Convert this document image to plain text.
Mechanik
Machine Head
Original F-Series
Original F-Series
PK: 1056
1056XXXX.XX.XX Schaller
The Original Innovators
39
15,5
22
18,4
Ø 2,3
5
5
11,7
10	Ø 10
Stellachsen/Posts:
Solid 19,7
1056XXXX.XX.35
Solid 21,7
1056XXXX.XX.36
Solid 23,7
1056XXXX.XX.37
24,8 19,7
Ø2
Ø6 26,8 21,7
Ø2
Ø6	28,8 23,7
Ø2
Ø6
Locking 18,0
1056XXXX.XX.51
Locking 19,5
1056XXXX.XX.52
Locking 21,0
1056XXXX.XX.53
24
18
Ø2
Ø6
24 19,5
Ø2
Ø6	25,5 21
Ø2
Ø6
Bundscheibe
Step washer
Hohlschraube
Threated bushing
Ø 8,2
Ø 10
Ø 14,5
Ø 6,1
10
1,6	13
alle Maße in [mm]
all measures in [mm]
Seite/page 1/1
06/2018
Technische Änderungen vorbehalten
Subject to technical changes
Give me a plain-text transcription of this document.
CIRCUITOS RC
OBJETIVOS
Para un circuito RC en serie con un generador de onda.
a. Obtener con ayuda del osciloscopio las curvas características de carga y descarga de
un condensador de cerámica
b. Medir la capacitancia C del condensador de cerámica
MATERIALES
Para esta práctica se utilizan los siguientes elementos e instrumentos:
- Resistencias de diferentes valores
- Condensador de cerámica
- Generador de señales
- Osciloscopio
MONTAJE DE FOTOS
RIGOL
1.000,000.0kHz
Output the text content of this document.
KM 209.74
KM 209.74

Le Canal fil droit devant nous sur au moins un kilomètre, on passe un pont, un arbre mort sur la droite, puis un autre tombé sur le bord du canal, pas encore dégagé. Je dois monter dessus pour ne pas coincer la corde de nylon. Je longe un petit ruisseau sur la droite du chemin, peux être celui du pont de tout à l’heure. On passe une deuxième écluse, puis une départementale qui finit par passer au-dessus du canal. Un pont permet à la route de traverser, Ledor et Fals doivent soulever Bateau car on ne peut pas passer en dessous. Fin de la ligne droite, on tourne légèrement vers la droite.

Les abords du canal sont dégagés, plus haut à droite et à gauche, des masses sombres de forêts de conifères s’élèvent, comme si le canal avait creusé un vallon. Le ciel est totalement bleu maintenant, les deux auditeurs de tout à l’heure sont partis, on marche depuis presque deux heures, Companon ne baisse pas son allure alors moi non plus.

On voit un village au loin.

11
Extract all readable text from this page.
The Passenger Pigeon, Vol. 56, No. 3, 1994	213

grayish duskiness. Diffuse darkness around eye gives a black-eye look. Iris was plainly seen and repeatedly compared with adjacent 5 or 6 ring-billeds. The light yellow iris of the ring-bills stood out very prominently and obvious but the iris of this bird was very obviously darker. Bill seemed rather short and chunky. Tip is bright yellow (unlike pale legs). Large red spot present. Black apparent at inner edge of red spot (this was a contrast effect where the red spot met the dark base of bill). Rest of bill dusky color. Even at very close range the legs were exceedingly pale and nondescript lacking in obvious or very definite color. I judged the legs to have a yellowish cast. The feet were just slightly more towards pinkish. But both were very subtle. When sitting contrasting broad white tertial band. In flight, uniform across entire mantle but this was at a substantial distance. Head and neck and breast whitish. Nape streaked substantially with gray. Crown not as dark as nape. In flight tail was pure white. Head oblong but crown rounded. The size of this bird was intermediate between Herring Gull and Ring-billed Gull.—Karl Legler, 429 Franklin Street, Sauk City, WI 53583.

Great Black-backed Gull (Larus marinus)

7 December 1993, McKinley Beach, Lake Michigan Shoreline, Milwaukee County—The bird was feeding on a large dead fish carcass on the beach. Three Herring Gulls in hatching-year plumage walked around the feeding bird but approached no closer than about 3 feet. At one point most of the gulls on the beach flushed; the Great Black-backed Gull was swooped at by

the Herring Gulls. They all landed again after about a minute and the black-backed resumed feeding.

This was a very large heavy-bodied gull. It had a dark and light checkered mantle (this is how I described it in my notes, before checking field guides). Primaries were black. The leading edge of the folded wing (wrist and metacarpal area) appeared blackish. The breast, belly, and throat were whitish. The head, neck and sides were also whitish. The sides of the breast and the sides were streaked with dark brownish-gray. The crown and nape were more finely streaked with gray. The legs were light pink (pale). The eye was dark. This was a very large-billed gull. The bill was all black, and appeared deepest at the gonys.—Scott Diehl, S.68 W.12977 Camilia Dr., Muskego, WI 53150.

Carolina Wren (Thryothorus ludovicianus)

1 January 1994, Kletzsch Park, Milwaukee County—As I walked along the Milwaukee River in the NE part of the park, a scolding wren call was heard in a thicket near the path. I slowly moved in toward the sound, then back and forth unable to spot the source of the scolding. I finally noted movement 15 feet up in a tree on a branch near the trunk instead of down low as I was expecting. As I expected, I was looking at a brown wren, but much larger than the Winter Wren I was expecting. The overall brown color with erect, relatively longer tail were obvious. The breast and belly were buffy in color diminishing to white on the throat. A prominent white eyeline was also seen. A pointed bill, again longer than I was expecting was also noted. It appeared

▸ **What you have to do**
Exactly as shown, repeat every record.

▸ **Answer to this exercise**
Convert this document image to plain text.
Mechanik
Machine Head
Original F-Series
Original F-Series
PK: 1056
1056XXXX.XX.XX Schaller
The Original Innovators
39
15,5
22
18,4
Ø 2,3
5
5
11,7
10	Ø 10
Stellachsen/Posts:
Solid 19,7
1056XXXX.XX.35
Solid 21,7
1056XXXX.XX.36
Solid 23,7
1056XXXX.XX.37
24,8 19,7
Ø2
Ø6 26,8 21,7
Ø2
Ø6	28,8 23,7
Ø2
Ø6
Locking 18,0
1056XXXX.XX.51
Locking 19,5
1056XXXX.XX.52
Locking 21,0
1056XXXX.XX.53
24
18
Ø2
Ø6
24 19,5
Ø2
Ø6	25,5 21
Ø2
Ø6
Bundscheibe
Step washer
Hohlschraube
Threated bushing
Ø 8,2
Ø 10
Ø 14,5
Ø 6,1
10
1,6	13
alle Maße in [mm]
all measures in [mm]
Seite/page 1/1
06/2018
Technische Änderungen vorbehalten
Subject to technical changes
Give me a plain-text transcription of this document.
CIRCUITOS RC
OBJETIVOS
Para un circuito RC en serie con un generador de onda.
a. Obtener con ayuda del osciloscopio las curvas características de carga y descarga de
un condensador de cerámica
b. Medir la capacitancia C del condensador de cerámica
MATERIALES
Para esta práctica se utilizan los siguientes elementos e instrumentos:
- Resistencias de diferentes valores
- Condensador de cerámica
- Generador de señales
- Osciloscopio
MONTAJE DE FOTOS
RIGOL
1.000,000.0kHz
Output the text content of this document.
KM 209.74
KM 209.74

Le Canal fil droit devant nous sur au moins un kilomètre, on passe un pont, un arbre mort sur la droite, puis un autre tombé sur le bord du canal, pas encore dégagé. Je dois monter dessus pour ne pas coincer la corde de nylon. Je longe un petit ruisseau sur la droite du chemin, peux être celui du pont de tout à l’heure. On passe une deuxième écluse, puis une départementale qui finit par passer au-dessus du canal. Un pont permet à la route de traverser, Ledor et Fals doivent soulever Bateau car on ne peut pas passer en dessous. Fin de la ligne droite, on tourne légèrement vers la droite.

Les abords du canal sont dégagés, plus haut à droite et à gauche, des masses sombres de forêts de conifères s’élèvent, comme si le canal avait creusé un vallon. Le ciel est totalement bleu maintenant, les deux auditeurs de tout à l’heure sont partis, on marche depuis presque deux heures, Companon ne baisse pas son allure alors moi non plus.

On voit un village au loin.

11
Extract all readable text from this page.
The Passenger Pigeon, Vol. 56, No. 3, 1994	213

grayish duskiness. Diffuse darkness around eye gives a black-eye look. Iris was plainly seen and repeatedly compared with adjacent 5 or 6 ring-billeds. The light yellow iris of the ring-bills stood out very prominently and obvious but the iris of this bird was very obviously darker. Bill seemed rather short and chunky. Tip is bright yellow (unlike pale legs). Large red spot present. Black apparent at inner edge of red spot (this was a contrast effect where the red spot met the dark base of bill). Rest of bill dusky color. Even at very close range the legs were exceedingly pale and nondescript lacking in obvious or very definite color. I judged the legs to have a yellowish cast. The feet were just slightly more towards pinkish. But both were very subtle. When sitting contrasting broad white tertial band. In flight, uniform across entire mantle but this was at a substantial distance. Head and neck and breast whitish. Nape streaked substantially with gray. Crown not as dark as nape. In flight tail was pure white. Head oblong but crown rounded. The size of this bird was intermediate between Herring Gull and Ring-billed Gull.—Karl Legler, 429 Franklin Street, Sauk City, WI 53583.

Great Black-backed Gull (Larus marinus)

7 December 1993, McKinley Beach, Lake Michigan Shoreline, Milwaukee County—The bird was feeding on a large dead fish carcass on the beach. Three Herring Gulls in hatching-year plumage walked around the feeding bird but approached no closer than about 3 feet. At one point most of the gulls on the beach flushed; the Great Black-backed Gull was swooped at by

the Herring Gulls. They all landed again after about a minute and the black-backed resumed feeding.

This was a very large heavy-bodied gull. It had a dark and light checkered mantle (this is how I described it in my notes, before checking field guides). Primaries were black. The leading edge of the folded wing (wrist and metacarpal area) appeared blackish. The breast, belly, and throat were whitish. The head, neck and sides were also whitish. The sides of the breast and the sides were streaked with dark brownish-gray. The crown and nape were more finely streaked with gray. The legs were light pink (pale). The eye was dark. This was a very large-billed gull. The bill was all black, and appeared deepest at the gonys.—Scott Diehl, S.68 W.12977 Camilia Dr., Muskego, WI 53150.

Carolina Wren (Thryothorus ludovicianus)

1 January 1994, Kletzsch Park, Milwaukee County—As I walked along the Milwaukee River in the NE part of the park, a scolding wren call was heard in a thicket near the path. I slowly moved in toward the sound, then back and forth unable to spot the source of the scolding. I finally noted movement 15 feet up in a tree on a branch near the trunk instead of down low as I was expecting. As I expected, I was looking at a brown wren, but much larger than the Winter Wren I was expecting. The overall brown color with erect, relatively longer tail were obvious. The breast and belly were buffy in color diminishing to white on the throat. A prominent white eyeline was also seen. A pointed bill, again longer than I was expecting was also noted. It appeared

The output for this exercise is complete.